Excerpt from a dataset -

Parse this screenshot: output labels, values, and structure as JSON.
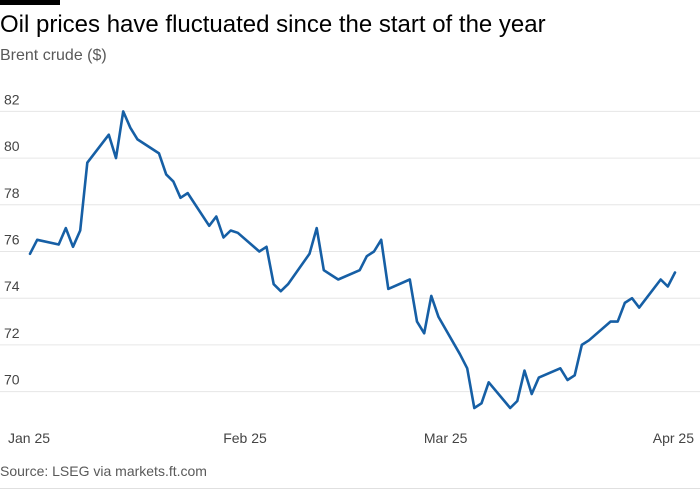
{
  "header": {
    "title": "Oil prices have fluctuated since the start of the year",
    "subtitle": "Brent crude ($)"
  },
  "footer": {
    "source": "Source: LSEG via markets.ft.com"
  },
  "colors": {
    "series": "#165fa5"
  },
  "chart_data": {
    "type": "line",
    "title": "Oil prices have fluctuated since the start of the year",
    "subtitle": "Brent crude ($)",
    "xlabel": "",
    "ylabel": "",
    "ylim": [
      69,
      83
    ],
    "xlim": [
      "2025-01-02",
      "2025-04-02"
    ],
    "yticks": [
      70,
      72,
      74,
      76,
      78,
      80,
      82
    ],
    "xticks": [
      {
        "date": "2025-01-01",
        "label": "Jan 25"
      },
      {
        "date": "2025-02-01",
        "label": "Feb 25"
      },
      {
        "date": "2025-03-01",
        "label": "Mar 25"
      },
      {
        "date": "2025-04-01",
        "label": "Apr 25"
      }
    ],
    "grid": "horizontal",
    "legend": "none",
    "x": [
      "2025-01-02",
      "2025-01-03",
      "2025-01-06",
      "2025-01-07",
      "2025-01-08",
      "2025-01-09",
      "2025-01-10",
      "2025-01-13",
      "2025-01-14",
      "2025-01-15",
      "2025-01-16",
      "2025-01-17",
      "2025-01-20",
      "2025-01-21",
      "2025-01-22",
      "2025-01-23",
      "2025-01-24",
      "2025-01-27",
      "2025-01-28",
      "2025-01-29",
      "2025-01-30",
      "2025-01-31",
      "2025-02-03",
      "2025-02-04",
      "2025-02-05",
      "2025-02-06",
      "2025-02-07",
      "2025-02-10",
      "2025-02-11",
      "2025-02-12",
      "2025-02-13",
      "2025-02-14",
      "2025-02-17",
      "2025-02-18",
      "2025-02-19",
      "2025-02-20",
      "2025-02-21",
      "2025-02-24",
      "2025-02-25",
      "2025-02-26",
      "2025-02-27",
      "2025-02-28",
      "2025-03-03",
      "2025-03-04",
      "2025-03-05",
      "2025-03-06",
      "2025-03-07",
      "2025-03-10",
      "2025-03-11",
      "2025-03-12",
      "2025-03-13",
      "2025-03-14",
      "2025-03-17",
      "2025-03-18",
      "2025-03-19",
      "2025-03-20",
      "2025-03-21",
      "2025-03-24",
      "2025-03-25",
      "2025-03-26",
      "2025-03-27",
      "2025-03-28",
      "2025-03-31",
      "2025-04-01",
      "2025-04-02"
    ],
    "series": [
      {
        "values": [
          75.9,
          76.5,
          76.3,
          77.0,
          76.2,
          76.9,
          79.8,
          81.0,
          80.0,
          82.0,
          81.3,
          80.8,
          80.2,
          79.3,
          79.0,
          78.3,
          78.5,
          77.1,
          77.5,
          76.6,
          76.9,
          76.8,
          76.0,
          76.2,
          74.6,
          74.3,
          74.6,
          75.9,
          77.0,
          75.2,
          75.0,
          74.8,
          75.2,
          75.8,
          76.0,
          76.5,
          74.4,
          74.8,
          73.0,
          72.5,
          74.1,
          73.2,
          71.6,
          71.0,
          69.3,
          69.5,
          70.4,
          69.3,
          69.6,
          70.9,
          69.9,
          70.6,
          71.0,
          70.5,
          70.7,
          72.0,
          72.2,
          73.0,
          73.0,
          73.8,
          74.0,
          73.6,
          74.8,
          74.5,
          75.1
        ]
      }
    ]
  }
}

---

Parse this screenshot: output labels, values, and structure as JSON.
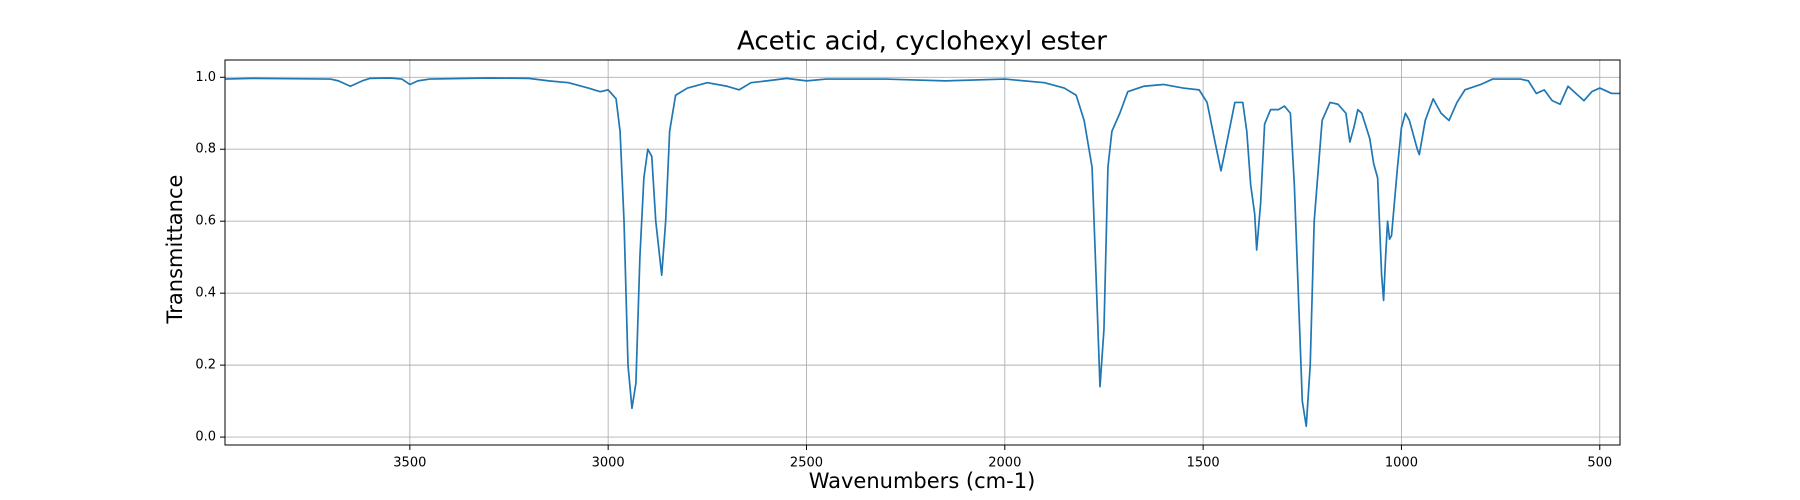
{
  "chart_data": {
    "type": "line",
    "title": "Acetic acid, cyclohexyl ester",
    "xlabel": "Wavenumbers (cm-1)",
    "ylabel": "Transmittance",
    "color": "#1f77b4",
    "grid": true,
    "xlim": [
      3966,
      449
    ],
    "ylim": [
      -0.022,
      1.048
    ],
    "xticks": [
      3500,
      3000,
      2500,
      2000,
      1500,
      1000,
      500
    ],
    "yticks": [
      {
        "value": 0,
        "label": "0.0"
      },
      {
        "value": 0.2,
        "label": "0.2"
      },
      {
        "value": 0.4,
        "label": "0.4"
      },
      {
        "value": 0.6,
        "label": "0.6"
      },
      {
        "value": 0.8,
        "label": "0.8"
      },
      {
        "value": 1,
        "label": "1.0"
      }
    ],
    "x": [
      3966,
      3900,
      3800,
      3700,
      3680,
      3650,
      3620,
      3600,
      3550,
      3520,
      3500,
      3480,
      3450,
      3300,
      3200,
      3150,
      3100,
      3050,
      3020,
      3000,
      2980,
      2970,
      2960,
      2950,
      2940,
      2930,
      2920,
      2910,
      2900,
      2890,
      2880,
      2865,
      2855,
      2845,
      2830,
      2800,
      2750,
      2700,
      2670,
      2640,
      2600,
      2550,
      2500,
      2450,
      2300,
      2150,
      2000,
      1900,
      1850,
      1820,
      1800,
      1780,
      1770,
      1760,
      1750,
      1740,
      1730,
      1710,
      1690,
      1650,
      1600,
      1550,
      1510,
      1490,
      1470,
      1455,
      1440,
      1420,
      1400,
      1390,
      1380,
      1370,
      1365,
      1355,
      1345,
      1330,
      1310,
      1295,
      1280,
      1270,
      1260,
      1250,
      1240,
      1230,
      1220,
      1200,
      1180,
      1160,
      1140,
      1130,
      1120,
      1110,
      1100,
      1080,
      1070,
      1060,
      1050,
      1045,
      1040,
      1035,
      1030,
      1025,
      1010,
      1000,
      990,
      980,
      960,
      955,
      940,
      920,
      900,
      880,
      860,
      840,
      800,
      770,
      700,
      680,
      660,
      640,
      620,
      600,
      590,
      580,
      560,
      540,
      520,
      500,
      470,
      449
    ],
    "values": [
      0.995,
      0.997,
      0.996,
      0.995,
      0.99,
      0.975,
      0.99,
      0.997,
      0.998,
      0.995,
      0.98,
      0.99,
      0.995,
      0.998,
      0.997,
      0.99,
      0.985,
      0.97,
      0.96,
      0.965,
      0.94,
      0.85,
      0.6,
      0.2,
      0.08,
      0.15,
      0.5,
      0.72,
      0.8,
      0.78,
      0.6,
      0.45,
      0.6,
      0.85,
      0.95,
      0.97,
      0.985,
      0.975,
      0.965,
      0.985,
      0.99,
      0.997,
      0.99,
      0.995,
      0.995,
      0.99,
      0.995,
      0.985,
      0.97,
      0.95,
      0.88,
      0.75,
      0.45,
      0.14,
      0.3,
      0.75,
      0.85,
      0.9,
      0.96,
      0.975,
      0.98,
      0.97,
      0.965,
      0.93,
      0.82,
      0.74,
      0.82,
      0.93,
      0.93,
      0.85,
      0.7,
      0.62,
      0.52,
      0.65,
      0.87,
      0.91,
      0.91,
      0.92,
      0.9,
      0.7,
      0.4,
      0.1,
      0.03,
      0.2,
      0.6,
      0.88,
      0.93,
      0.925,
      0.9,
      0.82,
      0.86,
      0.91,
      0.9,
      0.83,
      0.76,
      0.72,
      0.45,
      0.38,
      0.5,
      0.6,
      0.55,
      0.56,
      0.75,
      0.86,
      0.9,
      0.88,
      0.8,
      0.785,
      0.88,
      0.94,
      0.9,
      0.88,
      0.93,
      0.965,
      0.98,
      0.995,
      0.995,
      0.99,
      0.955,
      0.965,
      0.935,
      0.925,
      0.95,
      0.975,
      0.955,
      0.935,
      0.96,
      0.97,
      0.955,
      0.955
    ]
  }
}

AIM OF THE EXERCISE - Pull out each line holding the string "date".

PROBLEM SOLUTION -
        "date": "2025-01-01",
        "date": "2025-02-01",
        "date": "2025-03-01",
        "date": "2025-04-01",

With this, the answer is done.